# start of Input records

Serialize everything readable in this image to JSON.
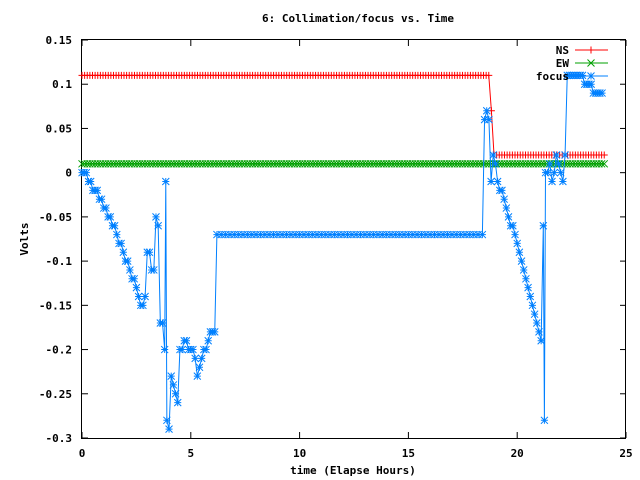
{
  "chart_data": {
    "type": "line",
    "title": "6: Collimation/focus vs. Time",
    "xlabel": "time (Elapse Hours)",
    "ylabel": "Volts",
    "xlim": [
      0,
      25
    ],
    "ylim": [
      -0.3,
      0.15
    ],
    "x_ticks": [
      "0",
      "5",
      "10",
      "15",
      "20",
      "25"
    ],
    "y_ticks": [
      "0.15",
      "0.1",
      "0.05",
      "0",
      "-0.05",
      "-0.1",
      "-0.15",
      "-0.2",
      "-0.25",
      "-0.3"
    ],
    "grid": false,
    "legend_position": "top-right",
    "series": [
      {
        "name": "NS",
        "color": "#ff0000",
        "marker": "plus",
        "x_range": [
          0,
          24
        ],
        "count": 200,
        "segments": [
          [
            0,
            18.7,
            0.11
          ],
          [
            18.7,
            18.85,
            0.07
          ],
          [
            18.85,
            24,
            0.02
          ]
        ]
      },
      {
        "name": "EW",
        "color": "#00a000",
        "marker": "cross",
        "x_range": [
          0,
          24
        ],
        "count": 200,
        "segments": [
          [
            0,
            24,
            0.01
          ]
        ]
      },
      {
        "name": "focus",
        "color": "#0080ff",
        "marker": "star",
        "points": [
          [
            0,
            0
          ],
          [
            0.1,
            0
          ],
          [
            0.2,
            0
          ],
          [
            0.3,
            -0.01
          ],
          [
            0.4,
            -0.01
          ],
          [
            0.5,
            -0.02
          ],
          [
            0.6,
            -0.02
          ],
          [
            0.7,
            -0.02
          ],
          [
            0.8,
            -0.03
          ],
          [
            0.9,
            -0.03
          ],
          [
            1.0,
            -0.04
          ],
          [
            1.1,
            -0.04
          ],
          [
            1.2,
            -0.05
          ],
          [
            1.3,
            -0.05
          ],
          [
            1.4,
            -0.06
          ],
          [
            1.5,
            -0.06
          ],
          [
            1.6,
            -0.07
          ],
          [
            1.7,
            -0.08
          ],
          [
            1.8,
            -0.08
          ],
          [
            1.9,
            -0.09
          ],
          [
            2.0,
            -0.1
          ],
          [
            2.1,
            -0.1
          ],
          [
            2.2,
            -0.11
          ],
          [
            2.3,
            -0.12
          ],
          [
            2.4,
            -0.12
          ],
          [
            2.5,
            -0.13
          ],
          [
            2.6,
            -0.14
          ],
          [
            2.7,
            -0.15
          ],
          [
            2.8,
            -0.15
          ],
          [
            2.9,
            -0.14
          ],
          [
            3.0,
            -0.09
          ],
          [
            3.1,
            -0.09
          ],
          [
            3.2,
            -0.11
          ],
          [
            3.3,
            -0.11
          ],
          [
            3.4,
            -0.05
          ],
          [
            3.5,
            -0.06
          ],
          [
            3.6,
            -0.17
          ],
          [
            3.7,
            -0.17
          ],
          [
            3.8,
            -0.2
          ],
          [
            3.85,
            -0.01
          ],
          [
            3.9,
            -0.28
          ],
          [
            4.0,
            -0.29
          ],
          [
            4.1,
            -0.23
          ],
          [
            4.2,
            -0.24
          ],
          [
            4.3,
            -0.25
          ],
          [
            4.4,
            -0.26
          ],
          [
            4.5,
            -0.2
          ],
          [
            4.6,
            -0.2
          ],
          [
            4.7,
            -0.19
          ],
          [
            4.8,
            -0.19
          ],
          [
            4.9,
            -0.2
          ],
          [
            5.0,
            -0.2
          ],
          [
            5.1,
            -0.2
          ],
          [
            5.2,
            -0.21
          ],
          [
            5.3,
            -0.23
          ],
          [
            5.4,
            -0.22
          ],
          [
            5.5,
            -0.21
          ],
          [
            5.6,
            -0.2
          ],
          [
            5.7,
            -0.2
          ],
          [
            5.8,
            -0.19
          ],
          [
            5.9,
            -0.18
          ],
          [
            6.0,
            -0.18
          ],
          [
            6.1,
            -0.18
          ],
          [
            6.2,
            -0.07
          ],
          [
            6.4,
            -0.07
          ],
          [
            6.6,
            -0.07
          ],
          [
            6.8,
            -0.07
          ],
          [
            7.0,
            -0.07
          ],
          [
            7.2,
            -0.07
          ],
          [
            7.4,
            -0.07
          ],
          [
            7.6,
            -0.07
          ],
          [
            7.8,
            -0.07
          ],
          [
            8.0,
            -0.07
          ],
          [
            8.2,
            -0.07
          ],
          [
            8.4,
            -0.07
          ],
          [
            8.6,
            -0.07
          ],
          [
            8.8,
            -0.07
          ],
          [
            9.0,
            -0.07
          ],
          [
            9.2,
            -0.07
          ],
          [
            9.4,
            -0.07
          ],
          [
            9.6,
            -0.07
          ],
          [
            9.8,
            -0.07
          ],
          [
            10.0,
            -0.07
          ],
          [
            10.2,
            -0.07
          ],
          [
            10.4,
            -0.07
          ],
          [
            10.6,
            -0.07
          ],
          [
            10.8,
            -0.07
          ],
          [
            11.0,
            -0.07
          ],
          [
            11.2,
            -0.07
          ],
          [
            11.4,
            -0.07
          ],
          [
            11.6,
            -0.07
          ],
          [
            11.8,
            -0.07
          ],
          [
            12.0,
            -0.07
          ],
          [
            12.2,
            -0.07
          ],
          [
            12.4,
            -0.07
          ],
          [
            12.6,
            -0.07
          ],
          [
            12.8,
            -0.07
          ],
          [
            13.0,
            -0.07
          ],
          [
            13.2,
            -0.07
          ],
          [
            13.4,
            -0.07
          ],
          [
            13.6,
            -0.07
          ],
          [
            13.8,
            -0.07
          ],
          [
            14.0,
            -0.07
          ],
          [
            14.2,
            -0.07
          ],
          [
            14.4,
            -0.07
          ],
          [
            14.6,
            -0.07
          ],
          [
            14.8,
            -0.07
          ],
          [
            15.0,
            -0.07
          ],
          [
            15.2,
            -0.07
          ],
          [
            15.4,
            -0.07
          ],
          [
            15.6,
            -0.07
          ],
          [
            15.8,
            -0.07
          ],
          [
            16.0,
            -0.07
          ],
          [
            16.2,
            -0.07
          ],
          [
            16.4,
            -0.07
          ],
          [
            16.6,
            -0.07
          ],
          [
            16.8,
            -0.07
          ],
          [
            17.0,
            -0.07
          ],
          [
            17.2,
            -0.07
          ],
          [
            17.4,
            -0.07
          ],
          [
            17.6,
            -0.07
          ],
          [
            17.8,
            -0.07
          ],
          [
            18.0,
            -0.07
          ],
          [
            18.2,
            -0.07
          ],
          [
            18.4,
            -0.07
          ],
          [
            18.5,
            0.06
          ],
          [
            18.6,
            0.07
          ],
          [
            18.7,
            0.06
          ],
          [
            18.8,
            -0.01
          ],
          [
            18.9,
            0.02
          ],
          [
            19.0,
            0.01
          ],
          [
            19.1,
            -0.01
          ],
          [
            19.2,
            -0.02
          ],
          [
            19.3,
            -0.02
          ],
          [
            19.4,
            -0.03
          ],
          [
            19.5,
            -0.04
          ],
          [
            19.6,
            -0.05
          ],
          [
            19.7,
            -0.06
          ],
          [
            19.8,
            -0.06
          ],
          [
            19.9,
            -0.07
          ],
          [
            20.0,
            -0.08
          ],
          [
            20.1,
            -0.09
          ],
          [
            20.2,
            -0.1
          ],
          [
            20.3,
            -0.11
          ],
          [
            20.4,
            -0.12
          ],
          [
            20.5,
            -0.13
          ],
          [
            20.6,
            -0.14
          ],
          [
            20.7,
            -0.15
          ],
          [
            20.8,
            -0.16
          ],
          [
            20.9,
            -0.17
          ],
          [
            21.0,
            -0.18
          ],
          [
            21.1,
            -0.19
          ],
          [
            21.2,
            -0.06
          ],
          [
            21.25,
            -0.28
          ],
          [
            21.3,
            0.0
          ],
          [
            21.4,
            0.0
          ],
          [
            21.5,
            0.01
          ],
          [
            21.6,
            -0.01
          ],
          [
            21.7,
            0.0
          ],
          [
            21.8,
            0.02
          ],
          [
            21.9,
            0.01
          ],
          [
            22.0,
            0.0
          ],
          [
            22.1,
            -0.01
          ],
          [
            22.2,
            0.02
          ],
          [
            22.3,
            0.11
          ],
          [
            22.4,
            0.11
          ],
          [
            22.5,
            0.11
          ],
          [
            22.6,
            0.11
          ],
          [
            22.7,
            0.11
          ],
          [
            22.8,
            0.11
          ],
          [
            22.9,
            0.11
          ],
          [
            23.0,
            0.11
          ],
          [
            23.1,
            0.1
          ],
          [
            23.2,
            0.1
          ],
          [
            23.3,
            0.1
          ],
          [
            23.4,
            0.1
          ],
          [
            23.5,
            0.09
          ],
          [
            23.6,
            0.09
          ],
          [
            23.7,
            0.09
          ],
          [
            23.8,
            0.09
          ],
          [
            23.9,
            0.09
          ]
        ]
      }
    ]
  }
}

# end of Input records

Task brief:
Copy whichever lines in the listing above contain the word "marker".

Finished task:
        "marker": "plus",
        "marker": "cross",
        "marker": "star",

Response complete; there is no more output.